▶ **YOUR TASK**: Retype all of the data. Every line must match exactly.

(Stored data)
----------------------------------------
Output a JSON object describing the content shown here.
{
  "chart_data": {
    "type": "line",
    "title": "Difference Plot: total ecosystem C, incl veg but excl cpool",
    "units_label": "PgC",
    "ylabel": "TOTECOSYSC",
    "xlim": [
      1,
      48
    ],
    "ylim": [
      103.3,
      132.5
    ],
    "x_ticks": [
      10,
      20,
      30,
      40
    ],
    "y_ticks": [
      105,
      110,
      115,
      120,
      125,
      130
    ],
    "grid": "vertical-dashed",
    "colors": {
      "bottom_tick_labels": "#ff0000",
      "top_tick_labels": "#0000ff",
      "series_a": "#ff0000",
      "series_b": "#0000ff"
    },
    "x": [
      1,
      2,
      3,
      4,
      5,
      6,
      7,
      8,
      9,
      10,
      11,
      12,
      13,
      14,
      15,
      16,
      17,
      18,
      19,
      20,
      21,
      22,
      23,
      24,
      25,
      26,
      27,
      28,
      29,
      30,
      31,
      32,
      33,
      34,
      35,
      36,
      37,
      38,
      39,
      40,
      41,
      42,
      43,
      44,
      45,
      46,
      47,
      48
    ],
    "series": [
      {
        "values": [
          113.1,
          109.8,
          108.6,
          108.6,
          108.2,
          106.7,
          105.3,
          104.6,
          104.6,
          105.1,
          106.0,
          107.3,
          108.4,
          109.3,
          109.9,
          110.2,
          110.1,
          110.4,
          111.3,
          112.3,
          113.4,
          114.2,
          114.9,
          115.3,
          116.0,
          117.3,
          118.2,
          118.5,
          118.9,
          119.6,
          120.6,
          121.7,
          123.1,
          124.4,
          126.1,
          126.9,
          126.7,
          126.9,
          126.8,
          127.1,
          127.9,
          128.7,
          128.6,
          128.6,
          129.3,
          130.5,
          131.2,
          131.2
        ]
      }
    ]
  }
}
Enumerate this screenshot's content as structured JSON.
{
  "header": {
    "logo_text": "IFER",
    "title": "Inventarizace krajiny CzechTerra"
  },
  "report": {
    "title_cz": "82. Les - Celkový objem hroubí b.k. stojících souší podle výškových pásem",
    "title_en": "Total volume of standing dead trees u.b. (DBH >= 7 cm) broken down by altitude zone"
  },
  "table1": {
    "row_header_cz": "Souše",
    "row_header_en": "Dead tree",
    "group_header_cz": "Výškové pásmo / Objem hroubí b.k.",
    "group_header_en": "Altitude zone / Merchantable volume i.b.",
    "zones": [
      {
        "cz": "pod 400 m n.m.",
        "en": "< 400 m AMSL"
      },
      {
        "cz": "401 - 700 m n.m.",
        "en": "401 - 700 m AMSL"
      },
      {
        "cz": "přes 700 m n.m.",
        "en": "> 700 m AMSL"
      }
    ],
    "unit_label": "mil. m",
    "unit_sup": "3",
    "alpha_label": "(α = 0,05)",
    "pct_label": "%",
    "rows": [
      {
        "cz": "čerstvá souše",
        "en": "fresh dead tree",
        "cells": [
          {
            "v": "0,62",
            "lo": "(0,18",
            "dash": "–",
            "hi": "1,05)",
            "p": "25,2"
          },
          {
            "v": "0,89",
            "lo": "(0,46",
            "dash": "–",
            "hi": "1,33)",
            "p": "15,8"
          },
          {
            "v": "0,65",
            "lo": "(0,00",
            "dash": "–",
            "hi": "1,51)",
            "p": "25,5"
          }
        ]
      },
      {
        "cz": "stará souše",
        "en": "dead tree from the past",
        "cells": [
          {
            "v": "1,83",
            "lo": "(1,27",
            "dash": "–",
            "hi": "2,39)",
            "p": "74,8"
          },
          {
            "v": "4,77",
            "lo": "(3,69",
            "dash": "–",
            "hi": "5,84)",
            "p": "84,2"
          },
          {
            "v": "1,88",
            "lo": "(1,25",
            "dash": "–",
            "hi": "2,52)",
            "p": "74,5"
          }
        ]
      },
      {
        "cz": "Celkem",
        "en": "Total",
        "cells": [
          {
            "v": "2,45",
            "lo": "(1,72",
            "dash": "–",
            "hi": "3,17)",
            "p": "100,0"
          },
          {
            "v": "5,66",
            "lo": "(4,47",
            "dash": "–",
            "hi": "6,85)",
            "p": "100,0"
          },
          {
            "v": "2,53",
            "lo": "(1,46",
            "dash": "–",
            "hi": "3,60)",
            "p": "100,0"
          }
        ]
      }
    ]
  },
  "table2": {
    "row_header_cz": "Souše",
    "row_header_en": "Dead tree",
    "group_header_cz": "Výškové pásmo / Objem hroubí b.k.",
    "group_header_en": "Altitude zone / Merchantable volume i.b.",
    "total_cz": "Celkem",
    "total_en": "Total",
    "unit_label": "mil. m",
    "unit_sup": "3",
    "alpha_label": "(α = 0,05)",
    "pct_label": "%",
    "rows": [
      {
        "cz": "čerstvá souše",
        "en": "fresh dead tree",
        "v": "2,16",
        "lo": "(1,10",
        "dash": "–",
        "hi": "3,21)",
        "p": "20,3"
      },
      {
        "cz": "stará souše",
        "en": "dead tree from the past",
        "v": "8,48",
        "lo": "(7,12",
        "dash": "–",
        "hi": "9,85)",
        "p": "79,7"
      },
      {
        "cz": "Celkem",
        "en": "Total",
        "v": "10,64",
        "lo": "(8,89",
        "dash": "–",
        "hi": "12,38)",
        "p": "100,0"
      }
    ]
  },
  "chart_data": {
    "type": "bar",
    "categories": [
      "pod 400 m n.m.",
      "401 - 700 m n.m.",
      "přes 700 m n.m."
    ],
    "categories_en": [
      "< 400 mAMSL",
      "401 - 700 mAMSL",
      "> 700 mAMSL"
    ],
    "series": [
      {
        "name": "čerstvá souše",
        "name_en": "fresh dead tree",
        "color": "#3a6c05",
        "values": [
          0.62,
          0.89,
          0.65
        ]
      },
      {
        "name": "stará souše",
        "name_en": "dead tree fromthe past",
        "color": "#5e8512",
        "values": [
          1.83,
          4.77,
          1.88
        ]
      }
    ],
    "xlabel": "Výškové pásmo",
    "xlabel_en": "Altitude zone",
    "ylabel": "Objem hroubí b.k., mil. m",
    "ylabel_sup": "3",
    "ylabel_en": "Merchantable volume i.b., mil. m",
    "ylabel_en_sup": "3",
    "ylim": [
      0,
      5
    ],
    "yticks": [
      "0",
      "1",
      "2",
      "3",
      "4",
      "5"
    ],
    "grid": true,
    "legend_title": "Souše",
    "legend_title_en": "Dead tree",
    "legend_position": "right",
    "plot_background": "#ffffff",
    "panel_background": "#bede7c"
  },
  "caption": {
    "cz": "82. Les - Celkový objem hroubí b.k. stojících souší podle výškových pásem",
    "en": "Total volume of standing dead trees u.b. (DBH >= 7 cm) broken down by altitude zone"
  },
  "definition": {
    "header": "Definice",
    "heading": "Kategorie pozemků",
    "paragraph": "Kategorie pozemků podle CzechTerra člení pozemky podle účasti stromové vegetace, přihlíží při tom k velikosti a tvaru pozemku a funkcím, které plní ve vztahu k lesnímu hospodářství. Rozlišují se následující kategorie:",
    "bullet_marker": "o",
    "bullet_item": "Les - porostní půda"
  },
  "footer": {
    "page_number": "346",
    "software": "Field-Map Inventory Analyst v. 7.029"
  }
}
----------------------------------------
▶ **THE ANSWER**:
Output a JSON object describing the content shown here.
{
  "chart_data": {
    "type": "line",
    "title": "Difference Plot: total ecosystem C, incl veg but excl cpool",
    "units_label": "PgC",
    "ylabel": "TOTECOSYSC",
    "xlim": [
      1,
      48
    ],
    "ylim": [
      103.3,
      132.5
    ],
    "x_ticks": [
      10,
      20,
      30,
      40
    ],
    "y_ticks": [
      105,
      110,
      115,
      120,
      125,
      130
    ],
    "grid": "vertical-dashed",
    "colors": {
      "bottom_tick_labels": "#ff0000",
      "top_tick_labels": "#0000ff",
      "series_a": "#ff0000",
      "series_b": "#0000ff"
    },
    "x": [
      1,
      2,
      3,
      4,
      5,
      6,
      7,
      8,
      9,
      10,
      11,
      12,
      13,
      14,
      15,
      16,
      17,
      18,
      19,
      20,
      21,
      22,
      23,
      24,
      25,
      26,
      27,
      28,
      29,
      30,
      31,
      32,
      33,
      34,
      35,
      36,
      37,
      38,
      39,
      40,
      41,
      42,
      43,
      44,
      45,
      46,
      47,
      48
    ],
    "series": [
      {
        "values": [
          113.1,
          109.8,
          108.6,
          108.6,
          108.2,
          106.7,
          105.3,
          104.6,
          104.6,
          105.1,
          106.0,
          107.3,
          108.4,
          109.3,
          109.9,
          110.2,
          110.1,
          110.4,
          111.3,
          112.3,
          113.4,
          114.2,
          114.9,
          115.3,
          116.0,
          117.3,
          118.2,
          118.5,
          118.9,
          119.6,
          120.6,
          121.7,
          123.1,
          124.4,
          126.1,
          126.9,
          126.7,
          126.9,
          126.8,
          127.1,
          127.9,
          128.7,
          128.6,
          128.6,
          129.3,
          130.5,
          131.2,
          131.2
        ]
      }
    ]
  }
}
Enumerate this screenshot's content as structured JSON.
{
  "header": {
    "logo_text": "IFER",
    "title": "Inventarizace krajiny CzechTerra"
  },
  "report": {
    "title_cz": "82. Les - Celkový objem hroubí b.k. stojících souší podle výškových pásem",
    "title_en": "Total volume of standing dead trees u.b. (DBH >= 7 cm) broken down by altitude zone"
  },
  "table1": {
    "row_header_cz": "Souše",
    "row_header_en": "Dead tree",
    "group_header_cz": "Výškové pásmo / Objem hroubí b.k.",
    "group_header_en": "Altitude zone / Merchantable volume i.b.",
    "zones": [
      {
        "cz": "pod 400 m n.m.",
        "en": "< 400 m AMSL"
      },
      {
        "cz": "401 - 700 m n.m.",
        "en": "401 - 700 m AMSL"
      },
      {
        "cz": "přes 700 m n.m.",
        "en": "> 700 m AMSL"
      }
    ],
    "unit_label": "mil. m",
    "unit_sup": "3",
    "alpha_label": "(α = 0,05)",
    "pct_label": "%",
    "rows": [
      {
        "cz": "čerstvá souše",
        "en": "fresh dead tree",
        "cells": [
          {
            "v": "0,62",
            "lo": "(0,18",
            "dash": "–",
            "hi": "1,05)",
            "p": "25,2"
          },
          {
            "v": "0,89",
            "lo": "(0,46",
            "dash": "–",
            "hi": "1,33)",
            "p": "15,8"
          },
          {
            "v": "0,65",
            "lo": "(0,00",
            "dash": "–",
            "hi": "1,51)",
            "p": "25,5"
          }
        ]
      },
      {
        "cz": "stará souše",
        "en": "dead tree from the past",
        "cells": [
          {
            "v": "1,83",
            "lo": "(1,27",
            "dash": "–",
            "hi": "2,39)",
            "p": "74,8"
          },
          {
            "v": "4,77",
            "lo": "(3,69",
            "dash": "–",
            "hi": "5,84)",
            "p": "84,2"
          },
          {
            "v": "1,88",
            "lo": "(1,25",
            "dash": "–",
            "hi": "2,52)",
            "p": "74,5"
          }
        ]
      },
      {
        "cz": "Celkem",
        "en": "Total",
        "cells": [
          {
            "v": "2,45",
            "lo": "(1,72",
            "dash": "–",
            "hi": "3,17)",
            "p": "100,0"
          },
          {
            "v": "5,66",
            "lo": "(4,47",
            "dash": "–",
            "hi": "6,85)",
            "p": "100,0"
          },
          {
            "v": "2,53",
            "lo": "(1,46",
            "dash": "–",
            "hi": "3,60)",
            "p": "100,0"
          }
        ]
      }
    ]
  },
  "table2": {
    "row_header_cz": "Souše",
    "row_header_en": "Dead tree",
    "group_header_cz": "Výškové pásmo / Objem hroubí b.k.",
    "group_header_en": "Altitude zone / Merchantable volume i.b.",
    "total_cz": "Celkem",
    "total_en": "Total",
    "unit_label": "mil. m",
    "unit_sup": "3",
    "alpha_label": "(α = 0,05)",
    "pct_label": "%",
    "rows": [
      {
        "cz": "čerstvá souše",
        "en": "fresh dead tree",
        "v": "2,16",
        "lo": "(1,10",
        "dash": "–",
        "hi": "3,21)",
        "p": "20,3"
      },
      {
        "cz": "stará souše",
        "en": "dead tree from the past",
        "v": "8,48",
        "lo": "(7,12",
        "dash": "–",
        "hi": "9,85)",
        "p": "79,7"
      },
      {
        "cz": "Celkem",
        "en": "Total",
        "v": "10,64",
        "lo": "(8,89",
        "dash": "–",
        "hi": "12,38)",
        "p": "100,0"
      }
    ]
  },
  "chart_data": {
    "type": "bar",
    "categories": [
      "pod 400 m n.m.",
      "401 - 700 m n.m.",
      "přes 700 m n.m."
    ],
    "categories_en": [
      "< 400 mAMSL",
      "401 - 700 mAMSL",
      "> 700 mAMSL"
    ],
    "series": [
      {
        "name": "čerstvá souše",
        "name_en": "fresh dead tree",
        "color": "#3a6c05",
        "values": [
          0.62,
          0.89,
          0.65
        ]
      },
      {
        "name": "stará souše",
        "name_en": "dead tree fromthe past",
        "color": "#5e8512",
        "values": [
          1.83,
          4.77,
          1.88
        ]
      }
    ],
    "xlabel": "Výškové pásmo",
    "xlabel_en": "Altitude zone",
    "ylabel": "Objem hroubí b.k., mil. m",
    "ylabel_sup": "3",
    "ylabel_en": "Merchantable volume i.b., mil. m",
    "ylabel_en_sup": "3",
    "ylim": [
      0,
      5
    ],
    "yticks": [
      "0",
      "1",
      "2",
      "3",
      "4",
      "5"
    ],
    "grid": true,
    "legend_title": "Souše",
    "legend_title_en": "Dead tree",
    "legend_position": "right",
    "plot_background": "#ffffff",
    "panel_background": "#bede7c"
  },
  "caption": {
    "cz": "82. Les - Celkový objem hroubí b.k. stojících souší podle výškových pásem",
    "en": "Total volume of standing dead trees u.b. (DBH >= 7 cm) broken down by altitude zone"
  },
  "definition": {
    "header": "Definice",
    "heading": "Kategorie pozemků",
    "paragraph": "Kategorie pozemků podle CzechTerra člení pozemky podle účasti stromové vegetace, přihlíží při tom k velikosti a tvaru pozemku a funkcím, které plní ve vztahu k lesnímu hospodářství. Rozlišují se následující kategorie:",
    "bullet_marker": "o",
    "bullet_item": "Les - porostní půda"
  },
  "footer": {
    "page_number": "346",
    "software": "Field-Map Inventory Analyst v. 7.029"
  }
}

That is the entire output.